DESCRIPTION OF THE TASK: Every line of the data that contains the string "email" must be copied.
>> Begin EXTRACTED DATA
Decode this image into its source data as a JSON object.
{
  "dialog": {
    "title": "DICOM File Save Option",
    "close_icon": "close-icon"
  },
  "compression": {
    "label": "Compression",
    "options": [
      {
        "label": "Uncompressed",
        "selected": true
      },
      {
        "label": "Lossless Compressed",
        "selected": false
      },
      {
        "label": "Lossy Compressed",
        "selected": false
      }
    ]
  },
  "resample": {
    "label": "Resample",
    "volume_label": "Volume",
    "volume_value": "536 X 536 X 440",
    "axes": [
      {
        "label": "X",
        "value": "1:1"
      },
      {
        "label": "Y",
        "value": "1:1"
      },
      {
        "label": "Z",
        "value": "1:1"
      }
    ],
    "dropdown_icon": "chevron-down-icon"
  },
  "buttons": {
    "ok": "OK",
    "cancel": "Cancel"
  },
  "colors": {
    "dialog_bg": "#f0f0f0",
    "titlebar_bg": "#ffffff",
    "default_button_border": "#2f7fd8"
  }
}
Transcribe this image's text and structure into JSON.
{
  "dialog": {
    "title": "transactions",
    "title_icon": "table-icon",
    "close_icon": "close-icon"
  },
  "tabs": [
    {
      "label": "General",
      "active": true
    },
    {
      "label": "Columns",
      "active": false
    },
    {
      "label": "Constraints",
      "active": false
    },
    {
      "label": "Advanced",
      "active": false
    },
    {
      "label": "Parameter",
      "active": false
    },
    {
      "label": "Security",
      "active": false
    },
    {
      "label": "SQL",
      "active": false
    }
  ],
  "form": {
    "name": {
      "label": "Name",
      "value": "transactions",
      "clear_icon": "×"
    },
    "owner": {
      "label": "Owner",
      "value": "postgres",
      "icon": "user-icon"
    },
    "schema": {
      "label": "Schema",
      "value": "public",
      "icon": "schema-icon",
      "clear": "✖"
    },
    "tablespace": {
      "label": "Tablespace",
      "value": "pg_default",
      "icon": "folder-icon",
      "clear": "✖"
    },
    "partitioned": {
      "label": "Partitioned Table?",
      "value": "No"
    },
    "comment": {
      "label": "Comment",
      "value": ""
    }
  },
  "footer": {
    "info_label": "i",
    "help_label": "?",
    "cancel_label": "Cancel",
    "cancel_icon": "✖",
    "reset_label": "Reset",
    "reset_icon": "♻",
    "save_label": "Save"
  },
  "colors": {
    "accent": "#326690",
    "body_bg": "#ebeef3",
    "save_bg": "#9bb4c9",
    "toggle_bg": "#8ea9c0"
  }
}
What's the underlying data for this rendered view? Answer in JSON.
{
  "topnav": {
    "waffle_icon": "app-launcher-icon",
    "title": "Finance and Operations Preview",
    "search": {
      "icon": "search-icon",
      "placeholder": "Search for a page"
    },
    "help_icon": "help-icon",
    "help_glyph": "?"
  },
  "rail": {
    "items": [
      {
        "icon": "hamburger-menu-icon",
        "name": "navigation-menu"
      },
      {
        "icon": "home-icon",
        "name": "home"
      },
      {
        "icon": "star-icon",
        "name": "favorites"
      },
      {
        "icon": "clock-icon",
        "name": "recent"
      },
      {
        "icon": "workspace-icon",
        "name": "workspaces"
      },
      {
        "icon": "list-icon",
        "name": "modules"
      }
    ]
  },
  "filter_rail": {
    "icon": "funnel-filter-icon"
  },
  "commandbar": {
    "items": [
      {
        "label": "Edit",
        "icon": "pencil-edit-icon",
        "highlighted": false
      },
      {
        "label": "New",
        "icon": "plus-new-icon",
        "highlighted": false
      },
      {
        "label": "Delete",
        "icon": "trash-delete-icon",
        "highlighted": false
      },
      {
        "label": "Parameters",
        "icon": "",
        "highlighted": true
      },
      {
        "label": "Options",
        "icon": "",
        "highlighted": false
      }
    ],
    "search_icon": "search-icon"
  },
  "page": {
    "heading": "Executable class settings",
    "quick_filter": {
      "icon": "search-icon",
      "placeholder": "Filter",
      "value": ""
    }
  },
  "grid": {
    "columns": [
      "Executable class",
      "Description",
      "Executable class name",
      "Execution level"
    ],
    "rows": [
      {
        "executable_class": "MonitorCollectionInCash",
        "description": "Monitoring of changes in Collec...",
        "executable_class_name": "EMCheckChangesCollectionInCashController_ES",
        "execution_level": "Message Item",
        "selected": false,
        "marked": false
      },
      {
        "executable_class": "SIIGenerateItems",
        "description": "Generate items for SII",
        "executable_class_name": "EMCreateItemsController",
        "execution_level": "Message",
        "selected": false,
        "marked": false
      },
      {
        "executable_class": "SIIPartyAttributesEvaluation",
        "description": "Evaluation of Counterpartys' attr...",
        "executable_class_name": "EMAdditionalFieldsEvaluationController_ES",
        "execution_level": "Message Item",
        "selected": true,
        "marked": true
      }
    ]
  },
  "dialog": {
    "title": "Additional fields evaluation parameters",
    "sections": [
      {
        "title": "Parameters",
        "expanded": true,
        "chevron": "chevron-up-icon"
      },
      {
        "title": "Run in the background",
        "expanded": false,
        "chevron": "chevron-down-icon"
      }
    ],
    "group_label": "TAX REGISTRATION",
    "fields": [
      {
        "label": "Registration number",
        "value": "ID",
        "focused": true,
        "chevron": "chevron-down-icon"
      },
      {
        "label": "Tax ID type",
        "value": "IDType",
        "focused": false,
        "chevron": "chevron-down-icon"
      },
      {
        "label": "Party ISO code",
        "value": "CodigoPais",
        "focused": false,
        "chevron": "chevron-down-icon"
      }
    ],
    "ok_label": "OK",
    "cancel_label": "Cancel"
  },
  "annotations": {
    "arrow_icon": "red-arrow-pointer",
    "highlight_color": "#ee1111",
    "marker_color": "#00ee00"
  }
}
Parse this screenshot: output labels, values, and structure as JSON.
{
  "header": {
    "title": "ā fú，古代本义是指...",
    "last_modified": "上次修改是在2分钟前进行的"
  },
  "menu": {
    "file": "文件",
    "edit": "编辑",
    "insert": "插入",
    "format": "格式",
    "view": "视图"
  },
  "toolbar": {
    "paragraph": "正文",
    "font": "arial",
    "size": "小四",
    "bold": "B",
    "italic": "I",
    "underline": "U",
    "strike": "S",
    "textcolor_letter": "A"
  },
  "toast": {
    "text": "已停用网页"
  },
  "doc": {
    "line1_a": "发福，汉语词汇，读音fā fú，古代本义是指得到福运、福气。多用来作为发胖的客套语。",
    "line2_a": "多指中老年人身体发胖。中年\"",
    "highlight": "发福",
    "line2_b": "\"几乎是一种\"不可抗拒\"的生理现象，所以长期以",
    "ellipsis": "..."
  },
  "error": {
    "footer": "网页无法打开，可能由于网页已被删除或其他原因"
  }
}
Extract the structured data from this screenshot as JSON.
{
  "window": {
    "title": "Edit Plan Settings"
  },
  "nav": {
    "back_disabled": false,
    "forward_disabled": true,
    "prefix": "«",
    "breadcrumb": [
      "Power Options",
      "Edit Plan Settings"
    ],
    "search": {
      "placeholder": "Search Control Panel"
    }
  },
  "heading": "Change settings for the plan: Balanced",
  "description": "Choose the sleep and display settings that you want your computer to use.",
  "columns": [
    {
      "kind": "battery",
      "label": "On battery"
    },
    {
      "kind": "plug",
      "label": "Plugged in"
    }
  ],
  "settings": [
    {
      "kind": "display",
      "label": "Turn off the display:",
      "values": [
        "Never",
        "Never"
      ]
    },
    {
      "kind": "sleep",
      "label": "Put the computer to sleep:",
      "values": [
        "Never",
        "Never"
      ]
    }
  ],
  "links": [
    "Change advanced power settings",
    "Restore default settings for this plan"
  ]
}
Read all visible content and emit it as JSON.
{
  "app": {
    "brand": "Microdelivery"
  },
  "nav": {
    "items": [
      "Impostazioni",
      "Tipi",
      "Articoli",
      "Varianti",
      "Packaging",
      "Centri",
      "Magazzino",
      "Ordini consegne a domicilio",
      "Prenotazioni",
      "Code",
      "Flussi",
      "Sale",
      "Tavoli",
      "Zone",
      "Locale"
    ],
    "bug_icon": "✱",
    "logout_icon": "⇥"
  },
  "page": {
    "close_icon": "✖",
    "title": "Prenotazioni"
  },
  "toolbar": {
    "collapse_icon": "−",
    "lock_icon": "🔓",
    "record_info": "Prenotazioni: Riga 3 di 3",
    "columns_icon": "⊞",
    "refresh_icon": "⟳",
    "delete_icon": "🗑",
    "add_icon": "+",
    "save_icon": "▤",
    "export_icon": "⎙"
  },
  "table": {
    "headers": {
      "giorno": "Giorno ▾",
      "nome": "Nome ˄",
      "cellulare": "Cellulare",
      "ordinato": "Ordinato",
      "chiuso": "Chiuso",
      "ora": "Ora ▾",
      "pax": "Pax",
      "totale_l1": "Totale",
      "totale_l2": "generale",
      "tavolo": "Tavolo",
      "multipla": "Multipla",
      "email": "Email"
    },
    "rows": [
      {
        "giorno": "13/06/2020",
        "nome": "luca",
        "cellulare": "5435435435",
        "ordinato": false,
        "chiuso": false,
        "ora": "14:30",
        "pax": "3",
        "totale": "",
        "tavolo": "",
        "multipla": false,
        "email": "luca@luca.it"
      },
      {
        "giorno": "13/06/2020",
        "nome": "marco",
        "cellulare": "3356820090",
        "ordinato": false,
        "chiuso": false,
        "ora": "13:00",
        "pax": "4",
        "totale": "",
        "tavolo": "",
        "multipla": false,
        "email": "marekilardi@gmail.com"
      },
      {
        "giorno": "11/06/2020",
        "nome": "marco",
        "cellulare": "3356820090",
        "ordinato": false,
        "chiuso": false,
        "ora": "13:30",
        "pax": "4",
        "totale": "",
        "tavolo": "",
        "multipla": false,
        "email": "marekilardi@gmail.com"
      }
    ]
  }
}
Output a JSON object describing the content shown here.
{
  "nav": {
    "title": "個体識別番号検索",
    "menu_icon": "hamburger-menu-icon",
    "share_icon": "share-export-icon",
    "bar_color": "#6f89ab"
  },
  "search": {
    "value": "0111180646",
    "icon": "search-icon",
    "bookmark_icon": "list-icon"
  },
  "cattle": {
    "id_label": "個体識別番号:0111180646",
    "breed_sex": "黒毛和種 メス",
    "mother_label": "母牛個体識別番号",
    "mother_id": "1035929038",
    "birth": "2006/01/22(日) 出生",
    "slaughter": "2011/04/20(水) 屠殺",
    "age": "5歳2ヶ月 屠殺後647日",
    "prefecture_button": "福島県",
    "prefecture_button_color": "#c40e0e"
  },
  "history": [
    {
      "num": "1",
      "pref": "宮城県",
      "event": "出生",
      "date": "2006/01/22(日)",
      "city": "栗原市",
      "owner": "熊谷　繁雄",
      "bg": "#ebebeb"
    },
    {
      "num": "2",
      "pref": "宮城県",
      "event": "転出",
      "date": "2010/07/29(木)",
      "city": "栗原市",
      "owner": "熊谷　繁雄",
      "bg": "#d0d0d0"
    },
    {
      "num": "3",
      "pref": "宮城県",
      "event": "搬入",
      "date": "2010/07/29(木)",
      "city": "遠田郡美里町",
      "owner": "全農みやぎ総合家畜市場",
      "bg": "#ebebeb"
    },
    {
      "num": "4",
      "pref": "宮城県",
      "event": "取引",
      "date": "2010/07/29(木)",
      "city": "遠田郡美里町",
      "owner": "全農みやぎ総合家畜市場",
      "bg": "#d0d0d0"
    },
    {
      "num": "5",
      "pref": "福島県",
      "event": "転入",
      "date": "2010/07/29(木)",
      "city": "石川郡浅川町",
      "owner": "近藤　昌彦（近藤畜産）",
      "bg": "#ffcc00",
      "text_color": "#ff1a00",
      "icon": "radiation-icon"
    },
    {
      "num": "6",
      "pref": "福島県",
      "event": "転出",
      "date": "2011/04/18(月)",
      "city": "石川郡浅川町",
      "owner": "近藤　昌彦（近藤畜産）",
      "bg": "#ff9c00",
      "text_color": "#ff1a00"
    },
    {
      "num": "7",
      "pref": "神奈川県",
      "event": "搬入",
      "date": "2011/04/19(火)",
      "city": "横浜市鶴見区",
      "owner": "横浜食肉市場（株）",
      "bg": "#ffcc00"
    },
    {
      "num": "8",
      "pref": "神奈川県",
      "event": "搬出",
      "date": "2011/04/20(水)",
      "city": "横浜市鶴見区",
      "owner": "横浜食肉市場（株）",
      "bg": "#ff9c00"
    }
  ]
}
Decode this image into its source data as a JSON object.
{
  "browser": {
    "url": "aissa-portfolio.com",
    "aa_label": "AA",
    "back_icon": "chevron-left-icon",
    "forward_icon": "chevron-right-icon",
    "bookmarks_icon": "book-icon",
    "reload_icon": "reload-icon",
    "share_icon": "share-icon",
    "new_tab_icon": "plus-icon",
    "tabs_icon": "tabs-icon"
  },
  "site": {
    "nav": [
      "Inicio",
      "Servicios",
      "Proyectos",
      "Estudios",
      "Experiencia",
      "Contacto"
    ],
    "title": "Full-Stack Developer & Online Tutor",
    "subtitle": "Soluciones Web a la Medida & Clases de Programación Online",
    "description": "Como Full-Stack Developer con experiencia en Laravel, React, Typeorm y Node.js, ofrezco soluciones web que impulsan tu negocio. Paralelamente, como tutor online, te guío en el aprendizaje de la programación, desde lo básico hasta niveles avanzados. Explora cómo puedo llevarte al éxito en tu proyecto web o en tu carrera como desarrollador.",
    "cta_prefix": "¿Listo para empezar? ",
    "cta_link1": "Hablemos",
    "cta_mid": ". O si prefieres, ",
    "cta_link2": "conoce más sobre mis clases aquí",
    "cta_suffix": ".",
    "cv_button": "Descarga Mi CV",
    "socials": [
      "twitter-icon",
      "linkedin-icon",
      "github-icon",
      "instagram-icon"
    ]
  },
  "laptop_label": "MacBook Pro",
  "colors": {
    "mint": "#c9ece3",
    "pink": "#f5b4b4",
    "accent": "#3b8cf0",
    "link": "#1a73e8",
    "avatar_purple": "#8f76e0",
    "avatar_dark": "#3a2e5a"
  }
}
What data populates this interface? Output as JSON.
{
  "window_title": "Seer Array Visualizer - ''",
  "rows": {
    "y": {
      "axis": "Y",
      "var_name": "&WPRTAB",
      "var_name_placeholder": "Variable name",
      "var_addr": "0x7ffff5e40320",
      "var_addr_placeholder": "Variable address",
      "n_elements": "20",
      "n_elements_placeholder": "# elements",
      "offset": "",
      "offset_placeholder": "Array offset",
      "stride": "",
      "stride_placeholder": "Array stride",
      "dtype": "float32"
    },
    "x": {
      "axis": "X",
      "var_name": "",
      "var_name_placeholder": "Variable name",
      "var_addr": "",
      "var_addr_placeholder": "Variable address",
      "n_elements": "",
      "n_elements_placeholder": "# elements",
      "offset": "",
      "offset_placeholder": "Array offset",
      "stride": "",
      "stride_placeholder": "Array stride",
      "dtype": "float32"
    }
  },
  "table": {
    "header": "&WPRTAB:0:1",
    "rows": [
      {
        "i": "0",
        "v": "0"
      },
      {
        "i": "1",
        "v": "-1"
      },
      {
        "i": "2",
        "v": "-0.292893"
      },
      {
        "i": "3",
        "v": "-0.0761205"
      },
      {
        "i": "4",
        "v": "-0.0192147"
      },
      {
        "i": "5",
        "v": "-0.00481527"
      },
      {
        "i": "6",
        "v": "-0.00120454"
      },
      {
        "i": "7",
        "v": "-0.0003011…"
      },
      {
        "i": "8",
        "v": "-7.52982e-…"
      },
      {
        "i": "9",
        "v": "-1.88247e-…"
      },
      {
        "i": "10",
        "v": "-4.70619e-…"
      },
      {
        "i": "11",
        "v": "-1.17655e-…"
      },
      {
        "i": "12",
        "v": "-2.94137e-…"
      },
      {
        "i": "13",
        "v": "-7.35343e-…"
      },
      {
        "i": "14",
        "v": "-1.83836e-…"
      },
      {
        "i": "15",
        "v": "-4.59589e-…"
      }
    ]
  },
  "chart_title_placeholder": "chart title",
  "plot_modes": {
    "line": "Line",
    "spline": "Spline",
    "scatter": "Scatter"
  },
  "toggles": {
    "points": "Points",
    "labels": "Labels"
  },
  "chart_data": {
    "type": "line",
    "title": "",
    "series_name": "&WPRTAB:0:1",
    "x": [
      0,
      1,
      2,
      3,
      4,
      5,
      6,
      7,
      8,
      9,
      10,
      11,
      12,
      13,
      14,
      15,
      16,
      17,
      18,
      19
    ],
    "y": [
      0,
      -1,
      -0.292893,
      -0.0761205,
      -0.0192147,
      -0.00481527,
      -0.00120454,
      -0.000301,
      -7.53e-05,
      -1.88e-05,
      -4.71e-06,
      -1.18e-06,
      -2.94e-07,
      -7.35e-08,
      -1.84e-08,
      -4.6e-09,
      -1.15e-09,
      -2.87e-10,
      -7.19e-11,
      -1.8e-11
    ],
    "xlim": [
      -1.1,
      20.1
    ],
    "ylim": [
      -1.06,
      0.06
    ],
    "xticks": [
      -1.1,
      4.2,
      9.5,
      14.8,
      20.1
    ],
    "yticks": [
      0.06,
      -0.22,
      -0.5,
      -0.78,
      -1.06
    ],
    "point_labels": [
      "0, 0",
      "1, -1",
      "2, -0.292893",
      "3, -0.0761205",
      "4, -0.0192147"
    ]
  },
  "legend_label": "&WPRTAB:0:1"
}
>> End EXTRACTED DATA
CORRECT ANSWER:
      "email": "Email"
        "email": "luca@luca.it"
        "email": "marekilardi@gmail.com"
        "email": "marekilardi@gmail.com"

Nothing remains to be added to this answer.